--- START Material to process ---

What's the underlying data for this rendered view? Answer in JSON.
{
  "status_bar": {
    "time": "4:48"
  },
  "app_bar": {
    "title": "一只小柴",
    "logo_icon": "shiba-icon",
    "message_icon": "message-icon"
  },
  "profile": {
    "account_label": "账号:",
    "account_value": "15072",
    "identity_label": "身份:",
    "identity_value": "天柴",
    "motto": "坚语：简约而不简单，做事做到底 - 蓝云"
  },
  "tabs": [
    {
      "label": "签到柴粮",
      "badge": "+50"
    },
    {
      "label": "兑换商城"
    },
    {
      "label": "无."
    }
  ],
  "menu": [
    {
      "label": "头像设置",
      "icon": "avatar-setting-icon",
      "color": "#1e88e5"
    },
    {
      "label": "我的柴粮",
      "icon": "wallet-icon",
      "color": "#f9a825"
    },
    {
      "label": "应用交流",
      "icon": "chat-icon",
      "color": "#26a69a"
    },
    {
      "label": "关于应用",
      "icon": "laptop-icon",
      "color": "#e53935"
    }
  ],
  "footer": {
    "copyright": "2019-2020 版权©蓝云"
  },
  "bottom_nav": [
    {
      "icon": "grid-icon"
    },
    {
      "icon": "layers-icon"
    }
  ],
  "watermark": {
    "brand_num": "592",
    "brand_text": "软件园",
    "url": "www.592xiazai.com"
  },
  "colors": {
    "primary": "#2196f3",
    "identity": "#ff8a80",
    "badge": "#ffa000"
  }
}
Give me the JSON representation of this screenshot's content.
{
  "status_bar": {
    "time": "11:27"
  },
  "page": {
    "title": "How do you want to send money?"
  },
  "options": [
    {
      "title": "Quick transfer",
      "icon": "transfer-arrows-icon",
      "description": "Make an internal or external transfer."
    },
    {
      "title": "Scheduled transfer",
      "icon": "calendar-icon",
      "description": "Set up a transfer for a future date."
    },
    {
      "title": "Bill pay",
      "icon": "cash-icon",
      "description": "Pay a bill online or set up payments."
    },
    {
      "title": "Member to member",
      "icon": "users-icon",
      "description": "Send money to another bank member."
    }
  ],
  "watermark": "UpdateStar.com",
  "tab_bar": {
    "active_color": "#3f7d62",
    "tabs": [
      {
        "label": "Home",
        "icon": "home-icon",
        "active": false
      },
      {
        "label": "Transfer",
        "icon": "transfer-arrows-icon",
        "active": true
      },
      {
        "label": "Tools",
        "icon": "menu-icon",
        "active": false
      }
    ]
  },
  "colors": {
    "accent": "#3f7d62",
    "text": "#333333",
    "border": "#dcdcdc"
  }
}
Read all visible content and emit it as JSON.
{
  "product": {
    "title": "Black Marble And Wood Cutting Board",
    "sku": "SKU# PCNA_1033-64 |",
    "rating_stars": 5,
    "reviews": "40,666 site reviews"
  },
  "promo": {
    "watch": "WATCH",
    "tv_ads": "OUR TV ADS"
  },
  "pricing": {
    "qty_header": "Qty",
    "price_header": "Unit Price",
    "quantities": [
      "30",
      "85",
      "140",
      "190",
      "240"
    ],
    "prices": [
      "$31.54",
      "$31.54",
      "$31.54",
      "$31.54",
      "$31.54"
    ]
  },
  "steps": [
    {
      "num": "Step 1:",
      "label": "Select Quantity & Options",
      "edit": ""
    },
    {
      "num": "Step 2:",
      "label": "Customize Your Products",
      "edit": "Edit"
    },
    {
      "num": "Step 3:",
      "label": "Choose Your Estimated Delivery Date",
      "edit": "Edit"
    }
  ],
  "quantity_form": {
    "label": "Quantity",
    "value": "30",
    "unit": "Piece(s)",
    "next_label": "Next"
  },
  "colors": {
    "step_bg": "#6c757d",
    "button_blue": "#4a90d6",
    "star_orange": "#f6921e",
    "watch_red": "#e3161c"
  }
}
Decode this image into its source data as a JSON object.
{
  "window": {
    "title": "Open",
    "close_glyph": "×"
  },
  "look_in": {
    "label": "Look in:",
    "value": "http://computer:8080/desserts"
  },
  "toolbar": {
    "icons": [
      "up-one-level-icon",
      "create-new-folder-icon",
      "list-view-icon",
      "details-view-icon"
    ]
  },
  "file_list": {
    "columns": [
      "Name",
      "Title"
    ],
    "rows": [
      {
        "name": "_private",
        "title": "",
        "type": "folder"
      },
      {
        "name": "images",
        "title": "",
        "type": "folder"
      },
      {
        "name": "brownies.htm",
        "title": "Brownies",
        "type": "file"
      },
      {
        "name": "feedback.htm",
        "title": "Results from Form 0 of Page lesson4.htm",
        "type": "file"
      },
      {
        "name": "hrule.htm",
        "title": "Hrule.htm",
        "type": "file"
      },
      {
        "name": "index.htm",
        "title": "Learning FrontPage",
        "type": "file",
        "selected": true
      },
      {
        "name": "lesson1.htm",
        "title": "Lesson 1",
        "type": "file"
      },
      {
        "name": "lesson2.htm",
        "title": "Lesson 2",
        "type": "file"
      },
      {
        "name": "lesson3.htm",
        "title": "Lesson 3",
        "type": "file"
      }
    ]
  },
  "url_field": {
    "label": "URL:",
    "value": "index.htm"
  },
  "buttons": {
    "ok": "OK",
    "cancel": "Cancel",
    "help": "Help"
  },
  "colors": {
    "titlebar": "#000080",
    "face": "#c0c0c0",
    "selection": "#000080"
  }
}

--- END Material to process ---

Check each line above for the string "content", then copy the ones that have it.

Give me the JSON representation of this screenshot's content.
Read all visible content and emit it as JSON.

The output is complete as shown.